Begin SOURCE TEXT

Then one of the elders spoke up and said to me,
“Who are these wearing white robes, and where did they come from?”
I said to him, “My lord, you are the one who knows.”
He said to me,
“These are the ones who have survived the time of great distress;
they have washed their robes
and made them white in the Blood of the Lamb.”

Responsorial Psalm  PS 24:1BC-2, 3-4AB, 5-6

R. (see 6) Lord, this is the people that longs to see your face.
The LORD’s are the earth and its fullness;
the world and those who dwell in it.
For he founded it upon the seas
and established it upon the rivers.
R. Lord, this is the people that longs to see your face.
Who can ascend the mountain of the LORD?
or who may stand in his holy place?
One whose hands are sinless, whose heart is clean,
who desires not what is vain.
R. Lord, this is the people that longs to see your face.
He shall receive a blessing from the LORD,
a reward from God his savior.
Such is the race that seeks him,
that seeks the face of the God of Jacob.

End SOURCE TEXT

## PROBLEM SET
1. According to the source text, why do the earth and its fullness belong to the LORD? Answer in one to three sentences.
2. Decide whether each statement agrees with the source text, answering yes or no and quoting the deciding words: (a) The elder asks who the people in white robes are. (b) The speaker tells the elder where those people came from. (c) The one who may stand in the LORD's holy place desires what is vain.
3. Retype the stretch of the source text from "R. (see 6) Lord, this" through "what is vain.".
The items have nothing to do with these tasks.

Begin INFORMATION GIVEN

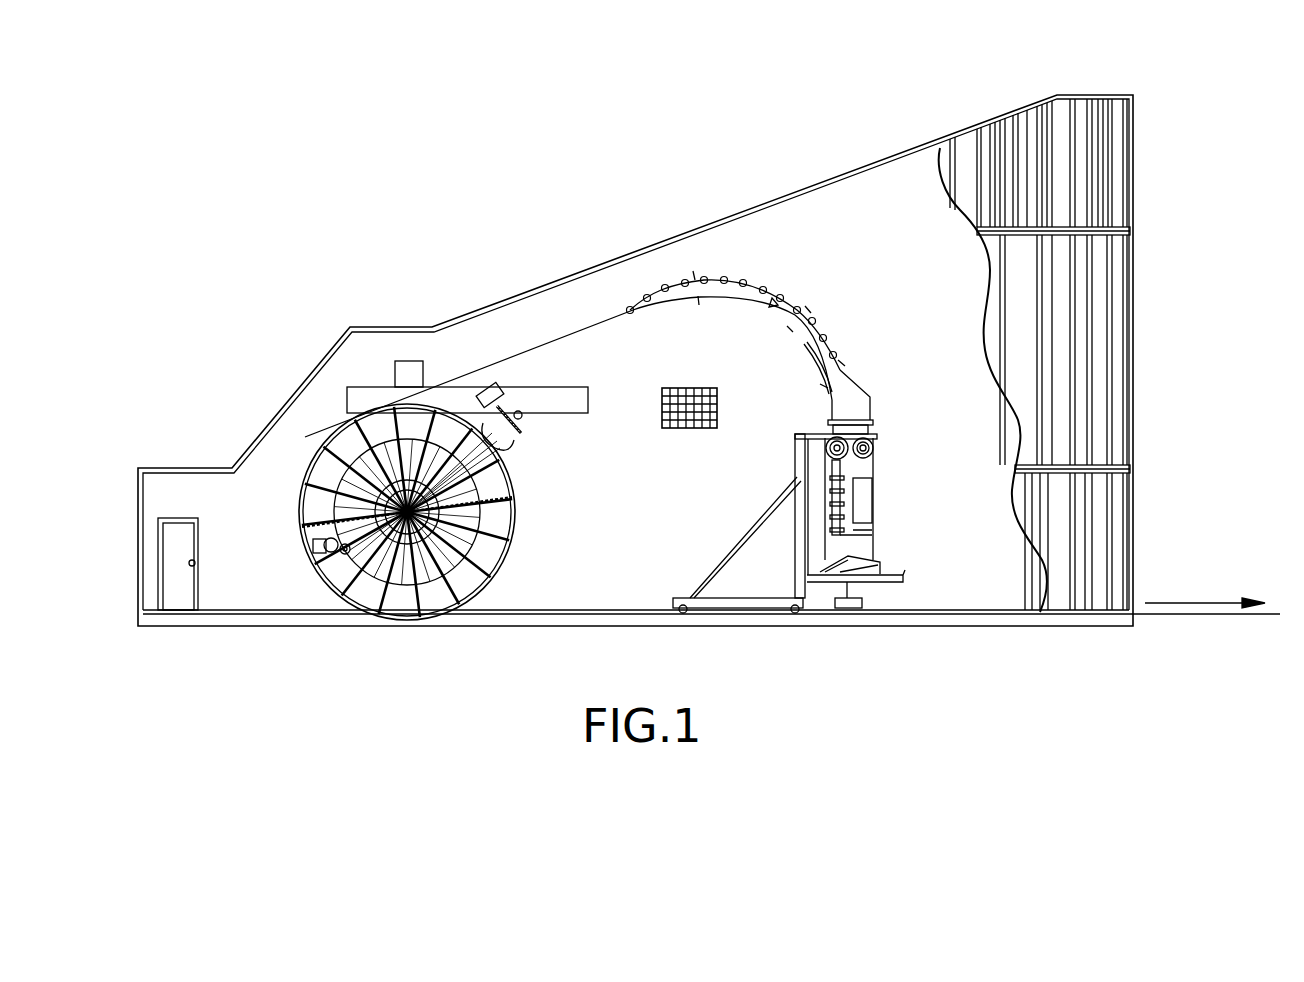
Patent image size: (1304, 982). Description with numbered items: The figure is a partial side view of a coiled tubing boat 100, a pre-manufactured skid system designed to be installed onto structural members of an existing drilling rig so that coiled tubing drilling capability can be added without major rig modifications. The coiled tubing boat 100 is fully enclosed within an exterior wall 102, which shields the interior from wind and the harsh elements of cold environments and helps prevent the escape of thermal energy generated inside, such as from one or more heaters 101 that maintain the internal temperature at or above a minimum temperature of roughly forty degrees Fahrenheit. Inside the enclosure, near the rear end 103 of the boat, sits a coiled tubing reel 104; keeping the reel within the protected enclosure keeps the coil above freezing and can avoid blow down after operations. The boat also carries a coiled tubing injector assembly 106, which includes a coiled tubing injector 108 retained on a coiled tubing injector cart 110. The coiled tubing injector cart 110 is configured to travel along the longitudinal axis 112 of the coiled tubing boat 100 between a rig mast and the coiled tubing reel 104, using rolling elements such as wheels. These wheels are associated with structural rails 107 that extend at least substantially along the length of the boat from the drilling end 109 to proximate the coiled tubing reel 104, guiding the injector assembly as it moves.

The coiled tubing boat 100 is at (745, 143).
The heaters 101 is at (688, 430).
The exterior wall 102 is at (1090, 330).
The rear end 103 is at (138, 545).
The coiled tubing reel 104 is at (317, 577).
The coiled tubing injector assembly 106 is at (916, 600).
The structural rails 107 is at (727, 608).
The coiled tubing injector 108 is at (863, 500).
The drilling end 109 is at (1135, 245).
The coiled tubing injector cart 110 is at (870, 584).
The longitudinal axis 112 is at (1190, 603).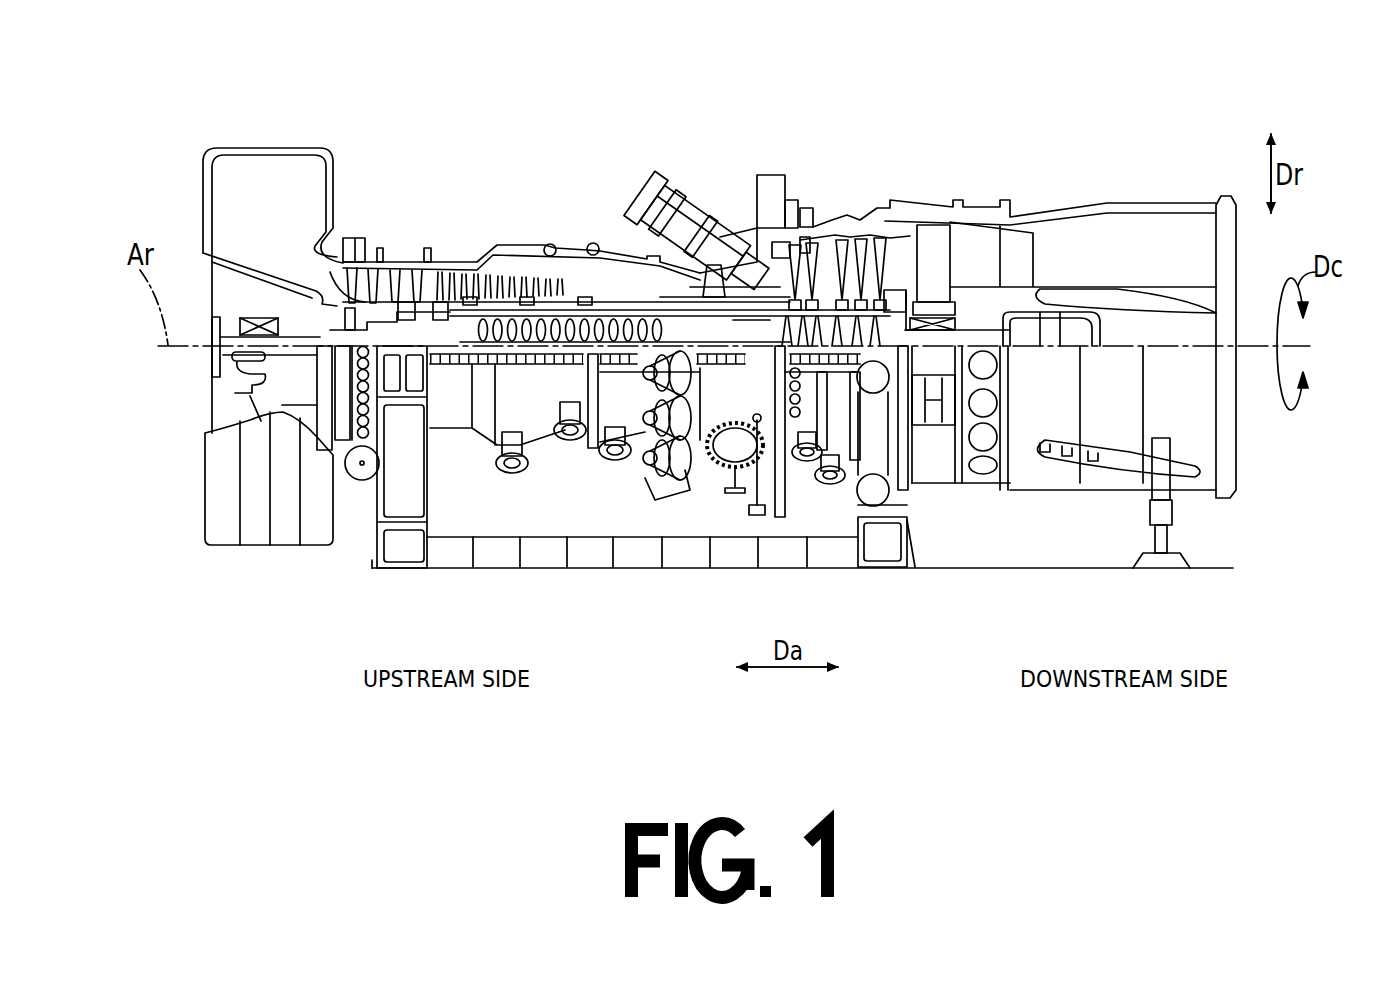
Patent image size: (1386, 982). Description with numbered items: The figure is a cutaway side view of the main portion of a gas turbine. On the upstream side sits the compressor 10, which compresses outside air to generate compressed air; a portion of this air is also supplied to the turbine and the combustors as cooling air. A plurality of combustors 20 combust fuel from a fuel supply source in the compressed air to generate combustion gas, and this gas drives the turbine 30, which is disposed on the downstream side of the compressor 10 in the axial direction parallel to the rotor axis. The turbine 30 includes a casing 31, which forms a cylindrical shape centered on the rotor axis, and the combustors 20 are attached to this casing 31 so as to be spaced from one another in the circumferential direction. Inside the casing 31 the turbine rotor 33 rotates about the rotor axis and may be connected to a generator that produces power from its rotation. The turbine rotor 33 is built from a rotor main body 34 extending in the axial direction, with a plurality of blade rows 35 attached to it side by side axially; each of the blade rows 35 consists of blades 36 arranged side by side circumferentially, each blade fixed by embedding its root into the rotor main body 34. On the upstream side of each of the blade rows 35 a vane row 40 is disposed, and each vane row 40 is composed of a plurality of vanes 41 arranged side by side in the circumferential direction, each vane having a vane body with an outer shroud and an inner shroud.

The compressor 10 is at (453, 247).
The combustors 20 is at (645, 187).
The turbine 30 is at (1018, 313).
The casing 31 is at (875, 197).
The turbine rotor 33 is at (819, 186).
The rotor main body 34 is at (829, 266).
The blade rows 35 is at (819, 192).
The blades 36 is at (818, 262).
The vane row 40 is at (730, 187).
The vanes 41 is at (740, 266).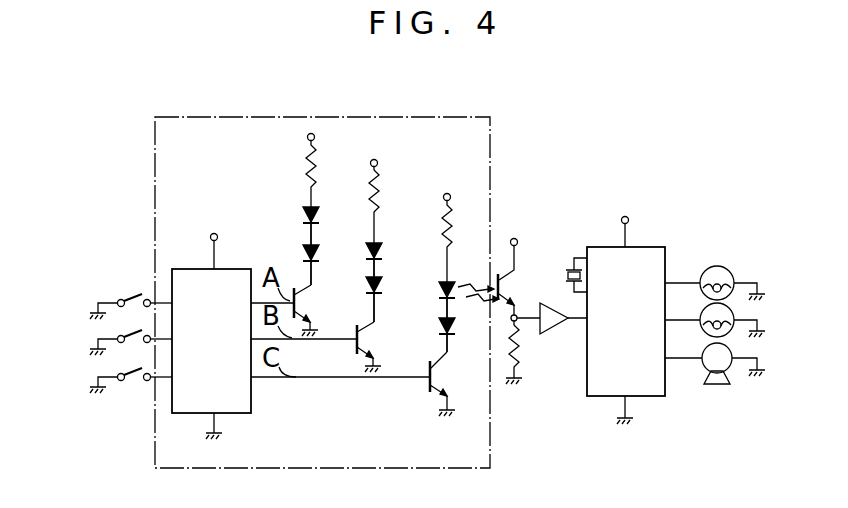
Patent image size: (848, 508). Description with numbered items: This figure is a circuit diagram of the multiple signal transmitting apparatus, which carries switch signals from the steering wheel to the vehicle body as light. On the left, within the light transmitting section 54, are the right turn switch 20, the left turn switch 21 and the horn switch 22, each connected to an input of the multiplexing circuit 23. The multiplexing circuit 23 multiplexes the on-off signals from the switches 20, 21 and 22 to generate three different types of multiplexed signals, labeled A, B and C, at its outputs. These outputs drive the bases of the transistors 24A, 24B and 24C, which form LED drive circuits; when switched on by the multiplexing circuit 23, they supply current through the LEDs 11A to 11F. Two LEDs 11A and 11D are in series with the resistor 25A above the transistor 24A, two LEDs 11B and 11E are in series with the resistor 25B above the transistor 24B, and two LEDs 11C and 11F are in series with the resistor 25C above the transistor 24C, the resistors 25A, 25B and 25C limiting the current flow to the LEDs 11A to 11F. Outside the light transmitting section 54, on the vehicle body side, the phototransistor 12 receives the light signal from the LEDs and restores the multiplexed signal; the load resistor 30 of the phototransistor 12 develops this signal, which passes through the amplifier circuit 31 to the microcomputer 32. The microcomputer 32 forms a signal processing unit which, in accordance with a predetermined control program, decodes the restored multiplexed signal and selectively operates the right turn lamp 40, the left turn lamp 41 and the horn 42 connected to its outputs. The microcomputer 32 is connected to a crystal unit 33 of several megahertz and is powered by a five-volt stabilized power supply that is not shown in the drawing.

The light transmitting section 54 is at (394, 117).
The right turn switch 20 is at (138, 296).
The left turn switch 21 is at (124, 331).
The horn switch 22 is at (124, 366).
The multiplexing circuit 23 is at (251, 413).
The transistor 24A is at (300, 304).
The transistor 24B is at (364, 340).
The transistor 24C is at (431, 379).
The resistor 25A is at (306, 168).
The resistor 25B is at (378, 178).
The resistor 25C is at (444, 229).
The LED 11A is at (318, 210).
The LED 11B is at (382, 250).
The LED 11C is at (451, 284).
The LED 11D is at (318, 250).
The LED 11E is at (380, 284).
The LED 11F is at (450, 333).
The phototransistor 12 is at (508, 278).
The load resistor 30 is at (519, 345).
The amplifier circuit 31 is at (553, 332).
The microcomputer 32 is at (640, 247).
The crystal unit 33 is at (567, 266).
The right turn lamp 40 is at (720, 267).
The left turn lamp 41 is at (706, 310).
The horn 42 is at (728, 373).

End INFORMATION GIVEN

## RESULTS IN ORDER
1. They belong to the LORD because he founded the earth upon the seas and established it upon the rivers.

2.
(a) Yes: "Who are these wearing white robes, and where did they come from?"
(b) No: "My lord, you are the one who knows."
(c) No: "who desires not what is vain."

3.
R. (see 6) Lord, this is the people that longs to see your face.
The LORD’s are the earth and its fullness;
the world and those who dwell in it.
For he founded it upon the seas
and established it upon the rivers.
R. Lord, this is the people that longs to see your face.
Who can ascend the mountain of the LORD?
or who may stand in his holy place?
One whose hands are sinless, whose heart is clean,
who desires not what is vain.